Prompt :: What is the number of lines in the data that hold the string "outcome"? Reply with that number only.

Task input ::
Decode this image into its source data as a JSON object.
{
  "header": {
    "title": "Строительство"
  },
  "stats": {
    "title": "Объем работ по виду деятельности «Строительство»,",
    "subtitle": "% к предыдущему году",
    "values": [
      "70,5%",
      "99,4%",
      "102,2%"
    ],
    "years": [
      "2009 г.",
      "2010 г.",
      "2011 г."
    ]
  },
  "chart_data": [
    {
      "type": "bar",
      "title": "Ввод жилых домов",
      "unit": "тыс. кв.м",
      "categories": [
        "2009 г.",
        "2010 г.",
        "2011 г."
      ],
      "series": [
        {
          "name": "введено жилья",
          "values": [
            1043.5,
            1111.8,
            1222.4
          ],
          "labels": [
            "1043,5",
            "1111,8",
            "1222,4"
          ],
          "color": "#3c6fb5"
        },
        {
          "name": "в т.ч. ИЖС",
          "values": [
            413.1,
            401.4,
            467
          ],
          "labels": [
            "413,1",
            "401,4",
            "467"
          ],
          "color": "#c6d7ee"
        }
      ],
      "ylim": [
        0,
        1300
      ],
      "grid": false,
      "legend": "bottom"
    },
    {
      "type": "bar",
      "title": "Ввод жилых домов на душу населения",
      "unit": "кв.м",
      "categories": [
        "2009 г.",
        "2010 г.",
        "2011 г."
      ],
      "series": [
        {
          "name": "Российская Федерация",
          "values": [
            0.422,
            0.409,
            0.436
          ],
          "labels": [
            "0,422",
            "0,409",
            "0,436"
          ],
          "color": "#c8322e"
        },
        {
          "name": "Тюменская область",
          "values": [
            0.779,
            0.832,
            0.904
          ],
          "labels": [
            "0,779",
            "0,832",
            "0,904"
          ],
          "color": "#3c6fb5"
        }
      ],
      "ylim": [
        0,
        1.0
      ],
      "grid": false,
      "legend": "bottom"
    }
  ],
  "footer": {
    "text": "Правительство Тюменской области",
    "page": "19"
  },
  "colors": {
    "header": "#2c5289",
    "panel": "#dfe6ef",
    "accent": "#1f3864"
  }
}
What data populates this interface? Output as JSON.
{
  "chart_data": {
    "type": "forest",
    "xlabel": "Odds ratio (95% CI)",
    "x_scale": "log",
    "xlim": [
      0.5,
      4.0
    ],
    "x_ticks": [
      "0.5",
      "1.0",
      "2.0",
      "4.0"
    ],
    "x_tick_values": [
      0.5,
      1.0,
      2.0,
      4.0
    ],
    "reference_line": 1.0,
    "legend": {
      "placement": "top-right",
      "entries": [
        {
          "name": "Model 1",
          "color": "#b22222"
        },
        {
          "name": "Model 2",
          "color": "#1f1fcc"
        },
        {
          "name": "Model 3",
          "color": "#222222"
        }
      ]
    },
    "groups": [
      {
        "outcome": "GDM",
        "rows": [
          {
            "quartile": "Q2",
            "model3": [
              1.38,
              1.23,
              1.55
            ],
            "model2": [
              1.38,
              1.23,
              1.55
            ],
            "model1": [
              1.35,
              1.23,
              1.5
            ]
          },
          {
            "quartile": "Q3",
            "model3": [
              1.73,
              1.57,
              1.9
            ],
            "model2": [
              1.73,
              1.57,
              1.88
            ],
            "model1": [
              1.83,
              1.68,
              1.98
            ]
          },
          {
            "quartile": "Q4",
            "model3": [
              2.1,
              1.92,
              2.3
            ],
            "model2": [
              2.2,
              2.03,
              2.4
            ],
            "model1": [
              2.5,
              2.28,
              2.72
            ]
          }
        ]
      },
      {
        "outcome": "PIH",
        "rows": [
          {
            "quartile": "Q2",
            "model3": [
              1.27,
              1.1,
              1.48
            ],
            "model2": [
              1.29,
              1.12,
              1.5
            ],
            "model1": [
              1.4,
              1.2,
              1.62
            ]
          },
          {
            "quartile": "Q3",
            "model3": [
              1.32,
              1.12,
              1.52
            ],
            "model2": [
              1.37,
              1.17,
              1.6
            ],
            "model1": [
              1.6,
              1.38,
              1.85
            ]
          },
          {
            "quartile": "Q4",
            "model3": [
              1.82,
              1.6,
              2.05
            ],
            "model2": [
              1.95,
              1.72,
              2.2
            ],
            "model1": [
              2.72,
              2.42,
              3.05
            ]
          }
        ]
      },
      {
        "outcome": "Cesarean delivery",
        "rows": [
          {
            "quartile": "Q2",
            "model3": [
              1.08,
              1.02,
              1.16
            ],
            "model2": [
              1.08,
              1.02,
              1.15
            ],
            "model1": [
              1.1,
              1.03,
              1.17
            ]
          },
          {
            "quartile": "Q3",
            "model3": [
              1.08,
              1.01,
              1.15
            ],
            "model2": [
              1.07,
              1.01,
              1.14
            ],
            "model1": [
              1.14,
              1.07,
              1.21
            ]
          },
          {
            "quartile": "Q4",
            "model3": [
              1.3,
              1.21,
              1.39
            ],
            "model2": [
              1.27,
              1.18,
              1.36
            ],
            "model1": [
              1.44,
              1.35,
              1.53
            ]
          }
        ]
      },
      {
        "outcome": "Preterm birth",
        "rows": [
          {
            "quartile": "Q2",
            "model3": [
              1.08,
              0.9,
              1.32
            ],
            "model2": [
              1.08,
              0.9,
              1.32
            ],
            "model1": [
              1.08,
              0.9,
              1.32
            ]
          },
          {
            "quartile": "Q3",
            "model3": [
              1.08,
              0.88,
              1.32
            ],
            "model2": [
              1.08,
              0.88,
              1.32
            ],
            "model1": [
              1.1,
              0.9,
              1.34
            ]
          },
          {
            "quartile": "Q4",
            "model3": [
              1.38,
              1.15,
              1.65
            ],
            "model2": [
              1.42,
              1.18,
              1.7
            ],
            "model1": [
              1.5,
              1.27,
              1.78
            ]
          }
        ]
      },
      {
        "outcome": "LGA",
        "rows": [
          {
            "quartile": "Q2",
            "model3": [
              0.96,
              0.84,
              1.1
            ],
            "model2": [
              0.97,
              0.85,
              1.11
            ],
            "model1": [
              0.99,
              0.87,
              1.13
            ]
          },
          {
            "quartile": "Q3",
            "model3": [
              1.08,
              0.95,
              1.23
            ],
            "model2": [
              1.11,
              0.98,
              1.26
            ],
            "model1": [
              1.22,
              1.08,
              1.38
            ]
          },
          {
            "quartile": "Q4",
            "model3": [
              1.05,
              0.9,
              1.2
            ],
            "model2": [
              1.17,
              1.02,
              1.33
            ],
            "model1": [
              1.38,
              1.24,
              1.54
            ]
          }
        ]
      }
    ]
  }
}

Result of the task :: 5